◆ Your task
Write out all of the entries exactly, please.
========
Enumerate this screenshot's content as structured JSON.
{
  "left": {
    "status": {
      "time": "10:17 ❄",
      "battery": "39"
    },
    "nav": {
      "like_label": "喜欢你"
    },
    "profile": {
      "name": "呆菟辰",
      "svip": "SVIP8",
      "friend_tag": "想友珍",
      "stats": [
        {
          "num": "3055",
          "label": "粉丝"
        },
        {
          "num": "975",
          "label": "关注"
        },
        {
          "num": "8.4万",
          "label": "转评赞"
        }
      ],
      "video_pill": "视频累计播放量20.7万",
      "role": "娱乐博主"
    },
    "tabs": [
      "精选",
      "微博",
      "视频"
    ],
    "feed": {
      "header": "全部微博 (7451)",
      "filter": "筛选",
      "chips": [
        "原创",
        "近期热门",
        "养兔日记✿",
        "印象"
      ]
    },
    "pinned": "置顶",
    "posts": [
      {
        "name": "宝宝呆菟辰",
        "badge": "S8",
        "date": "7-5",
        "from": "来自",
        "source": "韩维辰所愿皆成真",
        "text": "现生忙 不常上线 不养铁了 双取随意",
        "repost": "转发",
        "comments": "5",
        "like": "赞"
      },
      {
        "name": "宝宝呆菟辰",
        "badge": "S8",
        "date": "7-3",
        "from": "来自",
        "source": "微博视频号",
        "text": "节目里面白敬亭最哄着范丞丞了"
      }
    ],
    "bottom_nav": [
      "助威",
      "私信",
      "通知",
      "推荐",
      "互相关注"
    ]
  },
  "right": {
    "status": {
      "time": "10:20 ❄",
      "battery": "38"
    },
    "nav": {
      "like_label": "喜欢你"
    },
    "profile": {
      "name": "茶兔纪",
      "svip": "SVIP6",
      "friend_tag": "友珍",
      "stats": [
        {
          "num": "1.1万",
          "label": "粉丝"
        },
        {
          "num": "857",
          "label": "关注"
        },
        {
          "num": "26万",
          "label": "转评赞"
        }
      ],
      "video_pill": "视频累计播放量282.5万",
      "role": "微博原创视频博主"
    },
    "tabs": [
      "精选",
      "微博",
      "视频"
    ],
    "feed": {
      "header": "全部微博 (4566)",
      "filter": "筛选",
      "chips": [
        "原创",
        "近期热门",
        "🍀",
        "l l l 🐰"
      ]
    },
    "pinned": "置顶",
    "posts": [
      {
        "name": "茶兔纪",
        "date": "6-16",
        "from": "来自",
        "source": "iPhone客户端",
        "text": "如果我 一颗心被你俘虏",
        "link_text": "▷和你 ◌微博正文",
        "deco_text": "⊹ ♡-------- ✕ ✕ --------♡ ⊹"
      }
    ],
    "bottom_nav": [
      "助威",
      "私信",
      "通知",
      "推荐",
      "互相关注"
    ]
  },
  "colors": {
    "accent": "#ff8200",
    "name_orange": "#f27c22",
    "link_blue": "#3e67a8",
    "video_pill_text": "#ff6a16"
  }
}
========
◆ Output
Enumerate this screenshot's content as structured JSON.
{
  "left": {
    "status": {
      "time": "10:17 ❄",
      "battery": "39"
    },
    "nav": {
      "like_label": "喜欢你"
    },
    "profile": {
      "name": "呆菟辰",
      "svip": "SVIP8",
      "friend_tag": "想友珍",
      "stats": [
        {
          "num": "3055",
          "label": "粉丝"
        },
        {
          "num": "975",
          "label": "关注"
        },
        {
          "num": "8.4万",
          "label": "转评赞"
        }
      ],
      "video_pill": "视频累计播放量20.7万",
      "role": "娱乐博主"
    },
    "tabs": [
      "精选",
      "微博",
      "视频"
    ],
    "feed": {
      "header": "全部微博 (7451)",
      "filter": "筛选",
      "chips": [
        "原创",
        "近期热门",
        "养兔日记✿",
        "印象"
      ]
    },
    "pinned": "置顶",
    "posts": [
      {
        "name": "宝宝呆菟辰",
        "badge": "S8",
        "date": "7-5",
        "from": "来自",
        "source": "韩维辰所愿皆成真",
        "text": "现生忙 不常上线 不养铁了 双取随意",
        "repost": "转发",
        "comments": "5",
        "like": "赞"
      },
      {
        "name": "宝宝呆菟辰",
        "badge": "S8",
        "date": "7-3",
        "from": "来自",
        "source": "微博视频号",
        "text": "节目里面白敬亭最哄着范丞丞了"
      }
    ],
    "bottom_nav": [
      "助威",
      "私信",
      "通知",
      "推荐",
      "互相关注"
    ]
  },
  "right": {
    "status": {
      "time": "10:20 ❄",
      "battery": "38"
    },
    "nav": {
      "like_label": "喜欢你"
    },
    "profile": {
      "name": "茶兔纪",
      "svip": "SVIP6",
      "friend_tag": "友珍",
      "stats": [
        {
          "num": "1.1万",
          "label": "粉丝"
        },
        {
          "num": "857",
          "label": "关注"
        },
        {
          "num": "26万",
          "label": "转评赞"
        }
      ],
      "video_pill": "视频累计播放量282.5万",
      "role": "微博原创视频博主"
    },
    "tabs": [
      "精选",
      "微博",
      "视频"
    ],
    "feed": {
      "header": "全部微博 (4566)",
      "filter": "筛选",
      "chips": [
        "原创",
        "近期热门",
        "🍀",
        "l l l 🐰"
      ]
    },
    "pinned": "置顶",
    "posts": [
      {
        "name": "茶兔纪",
        "date": "6-16",
        "from": "来自",
        "source": "iPhone客户端",
        "text": "如果我 一颗心被你俘虏",
        "link_text": "▷和你 ◌微博正文",
        "deco_text": "⊹ ♡-------- ✕ ✕ --------♡ ⊹"
      }
    ],
    "bottom_nav": [
      "助威",
      "私信",
      "通知",
      "推荐",
      "互相关注"
    ]
  },
  "colors": {
    "accent": "#ff8200",
    "name_orange": "#f27c22",
    "link_blue": "#3e67a8",
    "video_pill_text": "#ff6a16"
  }
}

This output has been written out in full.